### [DATA TO PROCESS]
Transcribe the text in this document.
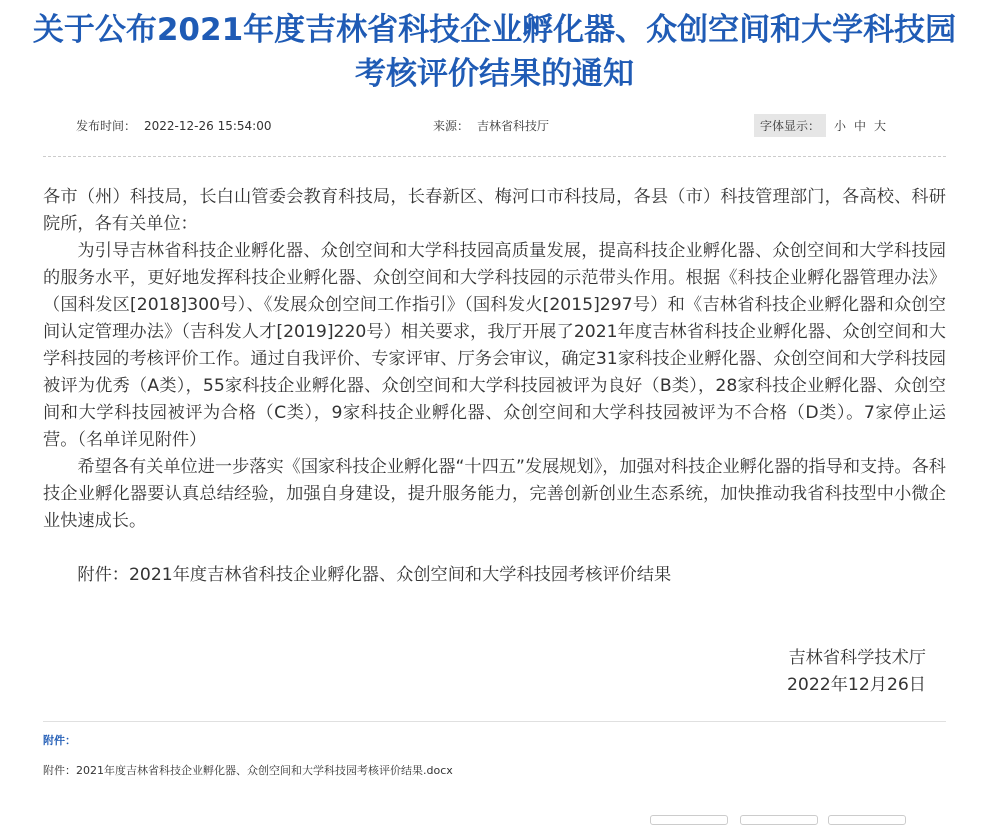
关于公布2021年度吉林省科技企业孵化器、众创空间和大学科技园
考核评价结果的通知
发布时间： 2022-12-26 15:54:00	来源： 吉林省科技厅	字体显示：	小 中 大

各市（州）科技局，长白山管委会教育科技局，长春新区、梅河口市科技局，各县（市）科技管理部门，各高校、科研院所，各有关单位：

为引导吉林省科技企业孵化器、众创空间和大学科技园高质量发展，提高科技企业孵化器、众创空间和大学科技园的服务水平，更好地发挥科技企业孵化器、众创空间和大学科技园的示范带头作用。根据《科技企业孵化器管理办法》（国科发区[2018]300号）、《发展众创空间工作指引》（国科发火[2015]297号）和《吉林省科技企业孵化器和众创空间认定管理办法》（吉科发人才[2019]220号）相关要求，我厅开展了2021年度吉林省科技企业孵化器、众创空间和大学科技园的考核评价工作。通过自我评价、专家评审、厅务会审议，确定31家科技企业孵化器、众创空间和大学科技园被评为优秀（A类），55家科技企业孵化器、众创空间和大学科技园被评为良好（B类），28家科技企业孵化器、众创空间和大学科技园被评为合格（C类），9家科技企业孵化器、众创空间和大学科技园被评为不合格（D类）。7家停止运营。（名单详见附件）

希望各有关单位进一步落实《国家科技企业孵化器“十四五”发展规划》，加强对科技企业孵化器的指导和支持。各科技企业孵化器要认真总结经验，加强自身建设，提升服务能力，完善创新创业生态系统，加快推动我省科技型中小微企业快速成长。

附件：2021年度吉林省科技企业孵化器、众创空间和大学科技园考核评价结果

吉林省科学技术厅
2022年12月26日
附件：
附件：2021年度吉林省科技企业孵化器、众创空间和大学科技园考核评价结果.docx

### [DIRECTIONS]
Transcribe every record above exactly as written, leaving out any pictures.

### [WRITTEN SOLUTION]
Transcribe the text in this document.
关于公布2021年度吉林省科技企业孵化器、众创空间和大学科技园
考核评价结果的通知
发布时间： 2022-12-26 15:54:00	来源： 吉林省科技厅	字体显示：	小 中 大

各市（州）科技局，长白山管委会教育科技局，长春新区、梅河口市科技局，各县（市）科技管理部门，各高校、科研院所，各有关单位：

为引导吉林省科技企业孵化器、众创空间和大学科技园高质量发展，提高科技企业孵化器、众创空间和大学科技园的服务水平，更好地发挥科技企业孵化器、众创空间和大学科技园的示范带头作用。根据《科技企业孵化器管理办法》（国科发区[2018]300号）、《发展众创空间工作指引》（国科发火[2015]297号）和《吉林省科技企业孵化器和众创空间认定管理办法》（吉科发人才[2019]220号）相关要求，我厅开展了2021年度吉林省科技企业孵化器、众创空间和大学科技园的考核评价工作。通过自我评价、专家评审、厅务会审议，确定31家科技企业孵化器、众创空间和大学科技园被评为优秀（A类），55家科技企业孵化器、众创空间和大学科技园被评为良好（B类），28家科技企业孵化器、众创空间和大学科技园被评为合格（C类），9家科技企业孵化器、众创空间和大学科技园被评为不合格（D类）。7家停止运营。（名单详见附件）

希望各有关单位进一步落实《国家科技企业孵化器“十四五”发展规划》，加强对科技企业孵化器的指导和支持。各科技企业孵化器要认真总结经验，加强自身建设，提升服务能力，完善创新创业生态系统，加快推动我省科技型中小微企业快速成长。

附件：2021年度吉林省科技企业孵化器、众创空间和大学科技园考核评价结果

吉林省科学技术厅
2022年12月26日
附件：
附件：2021年度吉林省科技企业孵化器、众创空间和大学科技园考核评价结果.docx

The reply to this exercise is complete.